[Saved entries]
***

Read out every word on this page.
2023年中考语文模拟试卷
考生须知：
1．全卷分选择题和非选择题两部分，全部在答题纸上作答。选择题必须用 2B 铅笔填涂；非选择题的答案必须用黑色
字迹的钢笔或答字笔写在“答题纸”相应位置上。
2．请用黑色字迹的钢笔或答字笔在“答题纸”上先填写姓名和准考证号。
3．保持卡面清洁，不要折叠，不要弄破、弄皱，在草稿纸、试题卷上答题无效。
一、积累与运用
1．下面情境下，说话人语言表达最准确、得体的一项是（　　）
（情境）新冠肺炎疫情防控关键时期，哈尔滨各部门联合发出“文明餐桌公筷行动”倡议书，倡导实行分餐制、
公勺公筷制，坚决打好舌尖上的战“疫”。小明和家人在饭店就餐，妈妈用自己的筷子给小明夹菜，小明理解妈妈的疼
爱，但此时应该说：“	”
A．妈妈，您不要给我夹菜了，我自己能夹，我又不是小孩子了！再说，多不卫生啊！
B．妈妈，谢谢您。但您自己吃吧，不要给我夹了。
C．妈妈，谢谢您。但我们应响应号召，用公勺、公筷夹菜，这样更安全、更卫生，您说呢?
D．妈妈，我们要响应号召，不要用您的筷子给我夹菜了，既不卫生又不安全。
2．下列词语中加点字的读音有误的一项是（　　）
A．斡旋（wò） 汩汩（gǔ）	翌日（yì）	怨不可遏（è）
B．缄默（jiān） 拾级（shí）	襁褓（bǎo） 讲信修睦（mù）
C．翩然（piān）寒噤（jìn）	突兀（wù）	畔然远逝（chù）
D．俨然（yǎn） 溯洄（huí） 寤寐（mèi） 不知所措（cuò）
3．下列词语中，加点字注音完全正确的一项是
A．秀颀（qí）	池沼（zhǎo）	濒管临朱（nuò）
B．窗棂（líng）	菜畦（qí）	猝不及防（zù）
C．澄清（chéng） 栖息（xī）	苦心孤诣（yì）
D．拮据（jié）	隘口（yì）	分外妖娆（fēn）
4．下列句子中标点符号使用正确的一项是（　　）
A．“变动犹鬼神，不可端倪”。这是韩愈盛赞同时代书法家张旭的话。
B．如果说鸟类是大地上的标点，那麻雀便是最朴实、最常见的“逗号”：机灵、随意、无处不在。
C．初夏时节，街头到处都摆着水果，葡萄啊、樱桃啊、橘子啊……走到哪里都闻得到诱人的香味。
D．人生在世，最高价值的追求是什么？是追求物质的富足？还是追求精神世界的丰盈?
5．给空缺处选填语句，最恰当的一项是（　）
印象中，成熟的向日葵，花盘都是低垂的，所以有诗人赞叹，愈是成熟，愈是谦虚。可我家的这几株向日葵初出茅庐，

***

Extract the complete data, matching each line exactly.

Read out every word on this page.
2023年中考语文模拟试卷
考生须知：
1．全卷分选择题和非选择题两部分，全部在答题纸上作答。选择题必须用 2B 铅笔填涂；非选择题的答案必须用黑色
字迹的钢笔或答字笔写在“答题纸”相应位置上。
2．请用黑色字迹的钢笔或答字笔在“答题纸”上先填写姓名和准考证号。
3．保持卡面清洁，不要折叠，不要弄破、弄皱，在草稿纸、试题卷上答题无效。
一、积累与运用
1．下面情境下，说话人语言表达最准确、得体的一项是（　　）
（情境）新冠肺炎疫情防控关键时期，哈尔滨各部门联合发出“文明餐桌公筷行动”倡议书，倡导实行分餐制、
公勺公筷制，坚决打好舌尖上的战“疫”。小明和家人在饭店就餐，妈妈用自己的筷子给小明夹菜，小明理解妈妈的疼
爱，但此时应该说：“	”
A．妈妈，您不要给我夹菜了，我自己能夹，我又不是小孩子了！再说，多不卫生啊！
B．妈妈，谢谢您。但您自己吃吧，不要给我夹了。
C．妈妈，谢谢您。但我们应响应号召，用公勺、公筷夹菜，这样更安全、更卫生，您说呢?
D．妈妈，我们要响应号召，不要用您的筷子给我夹菜了，既不卫生又不安全。
2．下列词语中加点字的读音有误的一项是（　　）
A．斡旋（wò） 汩汩（gǔ）	翌日（yì）	怨不可遏（è）
B．缄默（jiān） 拾级（shí）	襁褓（bǎo） 讲信修睦（mù）
C．翩然（piān）寒噤（jìn）	突兀（wù）	畔然远逝（chù）
D．俨然（yǎn） 溯洄（huí） 寤寐（mèi） 不知所措（cuò）
3．下列词语中，加点字注音完全正确的一项是
A．秀颀（qí）	池沼（zhǎo）	濒管临朱（nuò）
B．窗棂（líng）	菜畦（qí）	猝不及防（zù）
C．澄清（chéng） 栖息（xī）	苦心孤诣（yì）
D．拮据（jié）	隘口（yì）	分外妖娆（fēn）
4．下列句子中标点符号使用正确的一项是（　　）
A．“变动犹鬼神，不可端倪”。这是韩愈盛赞同时代书法家张旭的话。
B．如果说鸟类是大地上的标点，那麻雀便是最朴实、最常见的“逗号”：机灵、随意、无处不在。
C．初夏时节，街头到处都摆着水果，葡萄啊、樱桃啊、橘子啊……走到哪里都闻得到诱人的香味。
D．人生在世，最高价值的追求是什么？是追求物质的富足？还是追求精神世界的丰盈?
5．给空缺处选填语句，最恰当的一项是（　）
印象中，成熟的向日葵，花盘都是低垂的，所以有诗人赞叹，愈是成熟，愈是谦虚。可我家的这几株向日葵初出茅庐，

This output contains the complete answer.